── SELECTION ──

After crossing the Imjin River, we traveled by way of Seoul, Wonju, and Kyungju to Busan. We arrived finally on January 27, 1951. Busan was filled with refugees from the North. It felt like the whole country had gathered there. Any accommodation fit to live in was already occupied. Our tiny place had barely enough room to sit. Our only option was to go into the woods at night, keeping warm as best we could, and then return to the city by day to look for food.

My hair, which was kept short during my prison time, had now grown back. My trousers, mended from the inside with cotton from a sleeping quilt, had become threadbare. My clothes were saturated so fully with an oily grime that raindrops in heavy rain were not absorbed into the cloth but simply rolled off.

Almost nothing was left of the soles of my shoes, although the upper part was mostly still there. I might as well have been walking barefoot. The fact was simply that I was the lowest of the low, a beggar among beggars. There was no work to be had, and we had no money in our pockets. The only way we could eat was to beg.

Yet even while begging for food, I maintained my dignity. If someone refused to help, I would say in a clear and confident voice, “Listen. If you do not help people like us who are in need, you will have great difficulties if you hope to receive blessings in the future!” People would give when faced with such thoughts. We took the food we gathered this way to a flat area where we all could sit together. Dozens of people like us ate in such places. We had nothing and even had to beg for food, but a warm friendship always flowed among us.

Once in the middle of a day like this, suddenly I heard someone shout, “Look here! How long has it been?”

I turned to see standing before me Duk Mun Eom, a friend from my days in Japan. Duk Mun Eom had become my friend for life back then after having been so moved by a patriotic song I sang. Today he is one of Korea’s most prominent architects, having designed the Sejong Cultural Center and the Lotte Hotel.

“Let’s go,” he said, as he embraced me in my wretched clothes. “Let’s go to my home.”

By that time, Duk Mun Eom had married. He lived together with his family in a single room. To make room for me, he hung a quilt down the middle of that room, dividing it, with one side for me. On the other, he slept with his wife and two young children.

───
── DATASET EXCERPTS ──

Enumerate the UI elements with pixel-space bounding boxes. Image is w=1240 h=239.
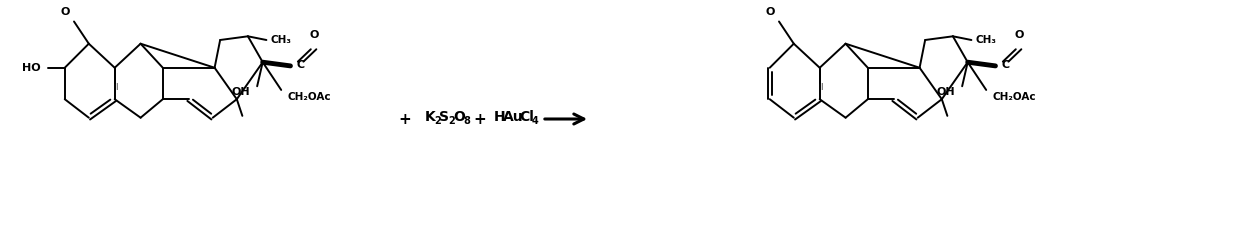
Text: 2: 2 bbox=[434, 116, 440, 126]
Text: C: C bbox=[296, 60, 305, 70]
Text: 8: 8 bbox=[463, 116, 470, 126]
Text: C: C bbox=[1002, 60, 1009, 70]
Text: CH₃: CH₃ bbox=[976, 35, 997, 45]
Text: H: H bbox=[494, 110, 506, 124]
Text: O: O bbox=[60, 7, 69, 17]
Text: O: O bbox=[1014, 30, 1024, 40]
Text: 2: 2 bbox=[448, 116, 455, 126]
Text: K: K bbox=[425, 110, 435, 124]
Text: 4: 4 bbox=[532, 116, 538, 126]
Text: CH₃: CH₃ bbox=[270, 35, 291, 45]
Text: |: | bbox=[821, 83, 822, 90]
Text: CH₂OAc: CH₂OAc bbox=[992, 92, 1035, 102]
Text: Au: Au bbox=[503, 110, 523, 124]
Text: Cl: Cl bbox=[520, 110, 534, 124]
Text: S: S bbox=[439, 110, 449, 124]
Text: HO: HO bbox=[22, 63, 41, 73]
Text: +: + bbox=[474, 112, 486, 126]
Text: |: | bbox=[115, 83, 118, 90]
Text: O: O bbox=[453, 110, 465, 124]
Text: OH: OH bbox=[936, 87, 955, 97]
Text: OH: OH bbox=[231, 87, 249, 97]
Text: CH₂OAc: CH₂OAc bbox=[288, 92, 331, 102]
Text: O: O bbox=[310, 30, 319, 40]
Text: +: + bbox=[398, 112, 412, 126]
Text: O: O bbox=[765, 7, 775, 17]
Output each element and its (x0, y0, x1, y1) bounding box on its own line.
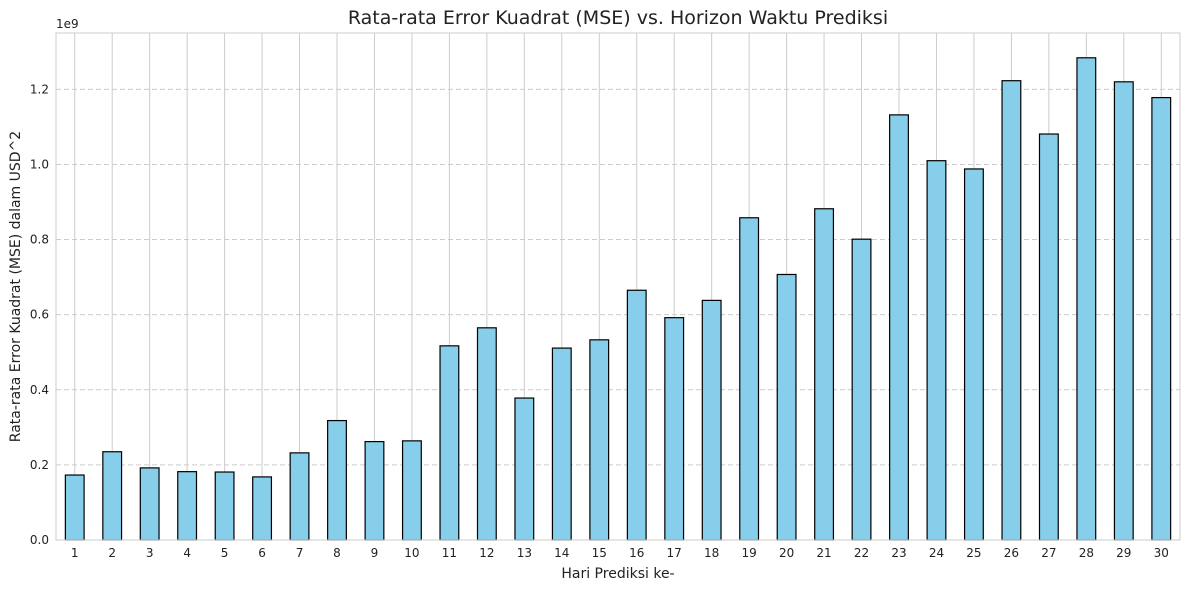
bar-day-22 (851, 238, 872, 541)
y-tick-labels: 0.0 0.2 0.4 0.6 0.8 1.0 1.2 (30, 82, 49, 547)
x-tick-label: 9 (371, 546, 379, 560)
x-tick-label: 27 (1041, 546, 1056, 560)
bar-day-21 (814, 208, 835, 541)
bar-day-3 (139, 467, 160, 541)
x-tick-label: 8 (333, 546, 341, 560)
x-tick-label: 28 (1079, 546, 1094, 560)
x-tick-label: 10 (404, 546, 419, 560)
bar-day-11 (439, 345, 460, 541)
bar-day-2 (102, 451, 123, 541)
bar-day-19 (739, 217, 760, 541)
bar-day-9 (364, 441, 385, 541)
x-tick-label: 13 (517, 546, 532, 560)
bar-day-5 (214, 471, 235, 541)
x-tick-label: 12 (479, 546, 494, 560)
x-tick-label: 15 (592, 546, 607, 560)
bar-day-26 (1001, 80, 1022, 541)
bar-day-8 (327, 419, 347, 541)
bar-day-28 (1076, 57, 1097, 541)
bar-day-7 (289, 452, 310, 541)
x-tick-label: 26 (1004, 546, 1019, 560)
bar-day-1 (64, 474, 85, 541)
y-tick-label: 1.0 (30, 157, 49, 171)
bar-day-17 (664, 317, 685, 541)
y-tick-label: 0.6 (30, 308, 49, 322)
bar-day-4 (177, 471, 198, 541)
x-tick-label: 24 (929, 546, 944, 560)
bar-day-6 (252, 476, 273, 541)
x-tick-label: 2 (108, 546, 116, 560)
plot-frame (55, 32, 1181, 541)
bar-day-16 (626, 289, 647, 541)
x-tick-label: 1 (71, 546, 79, 560)
x-tick-label: 22 (854, 546, 869, 560)
bar-day-13 (514, 397, 535, 541)
bar-day-10 (401, 440, 422, 541)
x-axis-label: Hari Prediksi ke- (561, 566, 674, 582)
bar-day-25 (963, 168, 984, 541)
bar-day-29 (1113, 81, 1134, 541)
bar-day-12 (476, 327, 497, 541)
bar-day-27 (1038, 133, 1059, 541)
x-tick-label: 7 (296, 546, 304, 560)
x-tick-label: 17 (667, 546, 682, 560)
y-axis-offset-label: 1e9 (56, 17, 79, 31)
x-tick-labels: 1 2 3 4 5 6 7 8 9 10 11 12 13 14 15 16 17 18 19 20 21 22 23 24 2… (71, 546, 1169, 560)
x-tick-label: 3 (146, 546, 154, 560)
bar-day-30 (1151, 96, 1172, 541)
x-tick-label: 14 (554, 546, 569, 560)
chart-title: Rata-rata Error Kuadrat (MSE) vs. Horizo… (348, 7, 888, 29)
y-tick-label: 0.8 (30, 233, 49, 247)
x-tick-label: 11 (442, 546, 457, 560)
x-tick-label: 6 (258, 546, 266, 560)
bar-day-24 (926, 160, 947, 541)
y-tick-label: 0.2 (30, 458, 49, 472)
bars (64, 57, 1172, 541)
x-tick-label: 23 (891, 546, 906, 560)
x-tick-label: 18 (704, 546, 719, 560)
bar-day-18 (701, 299, 722, 541)
x-tick-label: 4 (183, 546, 191, 560)
x-tick-label: 16 (629, 546, 644, 560)
x-tick-label: 29 (1116, 546, 1131, 560)
y-tick-label: 0.4 (30, 383, 49, 397)
x-tick-label: 19 (741, 546, 756, 560)
y-axis-label: Rata-rata Error Kuadrat (MSE) dalam USD^… (8, 131, 24, 442)
bar-day-20 (776, 273, 797, 541)
x-tick-label: 25 (966, 546, 981, 560)
x-tick-label: 30 (1154, 546, 1169, 560)
x-tick-label: 21 (816, 546, 831, 560)
y-tick-label: 1.2 (30, 82, 49, 96)
bar-day-15 (589, 339, 610, 541)
x-tick-label: 5 (221, 546, 229, 560)
bar-day-23 (889, 114, 909, 541)
y-tick-label: 0.0 (30, 533, 49, 547)
x-tick-label: 20 (779, 546, 794, 560)
bar-day-14 (551, 347, 572, 541)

───

From the account of arriving in Busan as a refugee above, extract everything from "I turned to" down to "the Lotte Hotel.", reproducing it word for word.

* THE REPLY *
I turned to see standing before me Duk Mun Eom, a friend from my days in Japan. Duk Mun Eom had become my friend for life back then after having been so moved by a patriotic song I sang. Today he is one of Korea’s most prominent architects, having designed the Sejong Cultural Center and the Lotte Hotel.